> _THE PROBLEM_
From the passage on the EPA carbon rule and asthma below, extract the part that begins with the words containing "[2] Centers for" and ends with "Health Statistics. 2009.". Copy it word for word.

> _SELECTED EXTRACT_
As part of President Obama’s Climate Change Action Plan, the U.S. Environmental Protection Agency (EPA) today issued a proposed rule designed to reduce the amount of carbon emissions from power plants 30% by 2030. High levels of air pollution are associated with making asthma symptoms worse.[1] African Americans suffer disproportionately from asthma and other diseases and conditions worsened by carbon pollution. The rates of hospitalizations and deaths due to asthma are both 3 times higher among African Americans than among whites.[2] Black children visited the emergency department for asthma at a rate 260% higher that white children, had a 250% higher hospitalization rate, and had a 500% higher death rate from asthma, than white children.[3] Hopefully, when the EPA’s rule is finalized, the reduction of carbon emissions over time will reduce the disproportionate health burden suffered by African Americans from asthma.
–Janell Mayo Duncan
[1] “Children’s Environmental Health Disparities: Black and African American Children and Asthma,” U.S. Environmental Protection Agency, http://www.epa.gov/epahome/sciencenb/asthma/HD_AA_Asthma.pdf.
[2] Centers for Disease Control and Prevention. Asthma prevalence, health care use and mortality: United States, 2003-05 and Heron MP, Hoyert DL, Murphy SL, Xu JQ, Kochanek KD, Tejada-Vera B. Deaths: Final Data for 2006. National vital statistics reports; vol 57 no 14. Hyattsville, MD: National Center for Health Statistics. 2009.

> _RECORD SET_
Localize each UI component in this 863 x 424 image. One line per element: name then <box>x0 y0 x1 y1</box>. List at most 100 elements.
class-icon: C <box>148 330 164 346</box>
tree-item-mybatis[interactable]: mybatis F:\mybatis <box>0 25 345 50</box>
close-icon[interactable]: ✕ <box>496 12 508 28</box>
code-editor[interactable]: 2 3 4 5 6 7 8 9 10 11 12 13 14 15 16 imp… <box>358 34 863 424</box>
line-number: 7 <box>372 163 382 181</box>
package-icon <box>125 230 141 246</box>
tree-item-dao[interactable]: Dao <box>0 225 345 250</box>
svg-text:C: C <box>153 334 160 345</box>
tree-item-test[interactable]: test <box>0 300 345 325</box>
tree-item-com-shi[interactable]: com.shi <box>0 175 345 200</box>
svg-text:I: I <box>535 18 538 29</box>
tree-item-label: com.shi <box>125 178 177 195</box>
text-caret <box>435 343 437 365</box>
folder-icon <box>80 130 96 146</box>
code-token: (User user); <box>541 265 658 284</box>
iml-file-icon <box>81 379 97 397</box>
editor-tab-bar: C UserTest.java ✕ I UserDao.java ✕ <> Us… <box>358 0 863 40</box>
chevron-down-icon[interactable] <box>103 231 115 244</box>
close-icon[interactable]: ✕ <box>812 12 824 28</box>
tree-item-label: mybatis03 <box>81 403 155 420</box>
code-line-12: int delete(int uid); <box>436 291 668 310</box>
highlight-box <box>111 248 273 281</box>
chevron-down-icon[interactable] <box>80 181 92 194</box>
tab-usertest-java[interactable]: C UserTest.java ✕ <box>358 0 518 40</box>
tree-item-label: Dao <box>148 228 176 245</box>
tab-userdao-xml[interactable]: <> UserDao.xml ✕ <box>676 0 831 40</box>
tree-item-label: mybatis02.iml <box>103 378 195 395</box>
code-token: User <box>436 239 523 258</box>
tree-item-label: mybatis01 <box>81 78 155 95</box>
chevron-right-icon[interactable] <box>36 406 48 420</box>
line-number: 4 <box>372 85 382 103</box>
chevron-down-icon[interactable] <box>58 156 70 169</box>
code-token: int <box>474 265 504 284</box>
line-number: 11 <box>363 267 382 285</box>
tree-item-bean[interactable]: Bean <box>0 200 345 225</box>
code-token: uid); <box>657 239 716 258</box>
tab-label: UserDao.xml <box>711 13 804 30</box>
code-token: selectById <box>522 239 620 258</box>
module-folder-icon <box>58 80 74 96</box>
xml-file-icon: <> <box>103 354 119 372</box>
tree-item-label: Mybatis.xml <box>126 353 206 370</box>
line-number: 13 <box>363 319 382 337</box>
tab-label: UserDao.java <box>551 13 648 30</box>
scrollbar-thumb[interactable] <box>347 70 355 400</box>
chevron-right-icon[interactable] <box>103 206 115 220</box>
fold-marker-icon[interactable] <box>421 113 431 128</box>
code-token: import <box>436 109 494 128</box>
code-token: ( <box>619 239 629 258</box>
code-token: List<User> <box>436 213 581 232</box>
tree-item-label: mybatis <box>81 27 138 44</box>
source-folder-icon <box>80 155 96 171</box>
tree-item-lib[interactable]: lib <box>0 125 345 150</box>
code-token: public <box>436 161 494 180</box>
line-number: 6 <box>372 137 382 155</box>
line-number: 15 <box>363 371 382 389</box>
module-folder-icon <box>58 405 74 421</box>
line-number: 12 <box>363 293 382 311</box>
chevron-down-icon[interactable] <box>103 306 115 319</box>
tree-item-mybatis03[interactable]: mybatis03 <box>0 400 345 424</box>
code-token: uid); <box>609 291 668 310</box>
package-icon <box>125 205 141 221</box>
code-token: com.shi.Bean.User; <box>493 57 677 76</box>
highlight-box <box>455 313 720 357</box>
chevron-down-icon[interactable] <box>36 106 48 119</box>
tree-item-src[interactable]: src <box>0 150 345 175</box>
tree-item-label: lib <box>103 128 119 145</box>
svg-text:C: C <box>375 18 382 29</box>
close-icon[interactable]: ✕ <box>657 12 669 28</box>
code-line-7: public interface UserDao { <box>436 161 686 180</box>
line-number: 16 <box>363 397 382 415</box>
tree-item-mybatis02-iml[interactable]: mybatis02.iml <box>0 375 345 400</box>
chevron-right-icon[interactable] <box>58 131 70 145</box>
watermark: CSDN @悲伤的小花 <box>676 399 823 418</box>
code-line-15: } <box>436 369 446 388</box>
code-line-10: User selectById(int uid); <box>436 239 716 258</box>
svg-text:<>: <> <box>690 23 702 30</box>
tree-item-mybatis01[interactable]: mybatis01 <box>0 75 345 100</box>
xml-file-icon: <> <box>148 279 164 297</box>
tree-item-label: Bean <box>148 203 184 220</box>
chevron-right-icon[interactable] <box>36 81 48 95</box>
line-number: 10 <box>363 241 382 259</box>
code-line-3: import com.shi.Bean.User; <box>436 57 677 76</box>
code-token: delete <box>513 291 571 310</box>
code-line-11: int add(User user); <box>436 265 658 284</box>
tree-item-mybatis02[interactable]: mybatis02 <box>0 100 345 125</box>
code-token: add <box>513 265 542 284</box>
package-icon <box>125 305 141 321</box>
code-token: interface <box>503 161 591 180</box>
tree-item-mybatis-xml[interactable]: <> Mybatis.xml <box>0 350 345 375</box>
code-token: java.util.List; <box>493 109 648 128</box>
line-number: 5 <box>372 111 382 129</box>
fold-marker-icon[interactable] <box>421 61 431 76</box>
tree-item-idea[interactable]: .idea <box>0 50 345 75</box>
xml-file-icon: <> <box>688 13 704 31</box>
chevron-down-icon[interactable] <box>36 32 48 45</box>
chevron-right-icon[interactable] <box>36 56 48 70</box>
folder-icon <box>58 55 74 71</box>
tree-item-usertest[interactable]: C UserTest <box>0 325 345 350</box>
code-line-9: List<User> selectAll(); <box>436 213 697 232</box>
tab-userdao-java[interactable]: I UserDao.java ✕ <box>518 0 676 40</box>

> _REPLY TO THE TASK_
[2] Centers for Disease Control and Prevention. Asthma prevalence, health care use and mortality: United States, 2003-05 and Heron MP, Hoyert DL, Murphy SL, Xu JQ, Kochanek KD, Tejada-Vera B. Deaths: Final Data for 2006. National vital statistics reports; vol 57 no 14. Hyattsville, MD: National Center for Health Statistics. 2009.